[Records contained in a dataset]
— Begin —
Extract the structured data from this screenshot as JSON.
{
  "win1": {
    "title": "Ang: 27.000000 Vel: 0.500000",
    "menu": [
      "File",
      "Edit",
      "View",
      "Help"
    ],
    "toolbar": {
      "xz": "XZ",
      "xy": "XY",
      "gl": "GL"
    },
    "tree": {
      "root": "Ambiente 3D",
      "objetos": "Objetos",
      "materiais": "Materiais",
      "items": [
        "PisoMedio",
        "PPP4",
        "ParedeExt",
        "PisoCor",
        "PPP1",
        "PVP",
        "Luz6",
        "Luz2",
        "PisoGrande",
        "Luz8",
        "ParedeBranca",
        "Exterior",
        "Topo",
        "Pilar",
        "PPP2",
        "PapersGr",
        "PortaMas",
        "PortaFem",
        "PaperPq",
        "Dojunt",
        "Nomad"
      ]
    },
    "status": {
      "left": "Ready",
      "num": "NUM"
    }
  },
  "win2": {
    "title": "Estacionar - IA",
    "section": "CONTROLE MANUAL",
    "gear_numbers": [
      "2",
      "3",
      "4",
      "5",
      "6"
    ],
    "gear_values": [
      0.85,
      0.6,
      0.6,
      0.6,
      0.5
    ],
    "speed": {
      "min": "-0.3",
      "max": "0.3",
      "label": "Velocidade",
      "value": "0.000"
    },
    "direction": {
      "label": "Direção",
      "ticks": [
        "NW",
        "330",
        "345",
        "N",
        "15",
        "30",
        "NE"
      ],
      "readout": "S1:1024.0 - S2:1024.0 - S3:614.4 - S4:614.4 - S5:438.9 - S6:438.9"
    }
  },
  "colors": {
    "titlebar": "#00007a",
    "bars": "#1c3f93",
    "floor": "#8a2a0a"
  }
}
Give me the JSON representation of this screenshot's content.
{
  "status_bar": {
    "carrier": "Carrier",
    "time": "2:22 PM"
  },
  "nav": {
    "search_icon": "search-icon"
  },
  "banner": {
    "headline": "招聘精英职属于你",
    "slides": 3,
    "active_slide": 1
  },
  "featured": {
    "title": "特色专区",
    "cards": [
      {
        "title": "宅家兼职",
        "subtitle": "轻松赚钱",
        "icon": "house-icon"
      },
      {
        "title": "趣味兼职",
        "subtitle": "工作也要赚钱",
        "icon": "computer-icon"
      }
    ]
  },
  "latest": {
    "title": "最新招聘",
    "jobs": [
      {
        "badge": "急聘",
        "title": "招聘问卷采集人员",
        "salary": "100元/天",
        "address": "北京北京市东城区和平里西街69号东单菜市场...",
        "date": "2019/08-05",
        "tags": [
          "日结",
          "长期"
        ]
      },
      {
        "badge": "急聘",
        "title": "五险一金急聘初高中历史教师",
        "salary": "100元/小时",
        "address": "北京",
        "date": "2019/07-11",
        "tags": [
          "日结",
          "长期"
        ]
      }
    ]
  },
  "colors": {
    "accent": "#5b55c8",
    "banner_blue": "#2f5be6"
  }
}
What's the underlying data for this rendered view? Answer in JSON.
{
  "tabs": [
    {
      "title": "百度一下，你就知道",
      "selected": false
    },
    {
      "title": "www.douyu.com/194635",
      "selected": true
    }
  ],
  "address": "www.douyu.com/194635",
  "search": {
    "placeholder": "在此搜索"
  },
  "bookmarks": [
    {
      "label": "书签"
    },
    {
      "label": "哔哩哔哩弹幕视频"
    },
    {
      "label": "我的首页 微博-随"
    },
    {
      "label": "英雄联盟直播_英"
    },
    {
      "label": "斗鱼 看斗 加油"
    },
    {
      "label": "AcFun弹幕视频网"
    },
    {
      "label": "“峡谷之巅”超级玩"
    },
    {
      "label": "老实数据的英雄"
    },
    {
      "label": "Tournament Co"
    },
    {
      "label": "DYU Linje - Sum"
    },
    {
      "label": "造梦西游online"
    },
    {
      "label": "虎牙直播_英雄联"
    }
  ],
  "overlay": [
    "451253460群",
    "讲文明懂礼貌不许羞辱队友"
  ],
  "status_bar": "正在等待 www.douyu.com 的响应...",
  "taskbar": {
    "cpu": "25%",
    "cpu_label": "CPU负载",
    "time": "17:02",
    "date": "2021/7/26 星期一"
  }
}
— End —
§ WHAT YOU WILL DO
Pick out, from the lines above, every one that contains the string "date".

§ RESULT OF THE EXERCISE
        "date": "2019/08-05",
        "date": "2019/07-11",
    "date": "2021/7/26 星期一"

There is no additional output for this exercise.